Instruction -> Select all lines with the string "Total" in them, and copy those lines.

Records excerpted from a collection
>> Begin

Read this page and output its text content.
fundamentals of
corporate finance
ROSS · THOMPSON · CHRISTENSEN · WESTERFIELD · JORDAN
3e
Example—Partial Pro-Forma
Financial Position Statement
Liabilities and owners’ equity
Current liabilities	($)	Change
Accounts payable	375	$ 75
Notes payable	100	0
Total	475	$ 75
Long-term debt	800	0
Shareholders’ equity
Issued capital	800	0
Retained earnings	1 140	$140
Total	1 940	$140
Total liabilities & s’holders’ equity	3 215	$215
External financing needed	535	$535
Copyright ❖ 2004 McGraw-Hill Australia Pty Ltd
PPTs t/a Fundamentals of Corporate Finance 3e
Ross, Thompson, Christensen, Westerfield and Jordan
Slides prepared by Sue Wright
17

>> End

Correct output ->
Total	475	$ 75
Total	1 940	$140
Total liabilities & s’holders’ equity	3 215	$215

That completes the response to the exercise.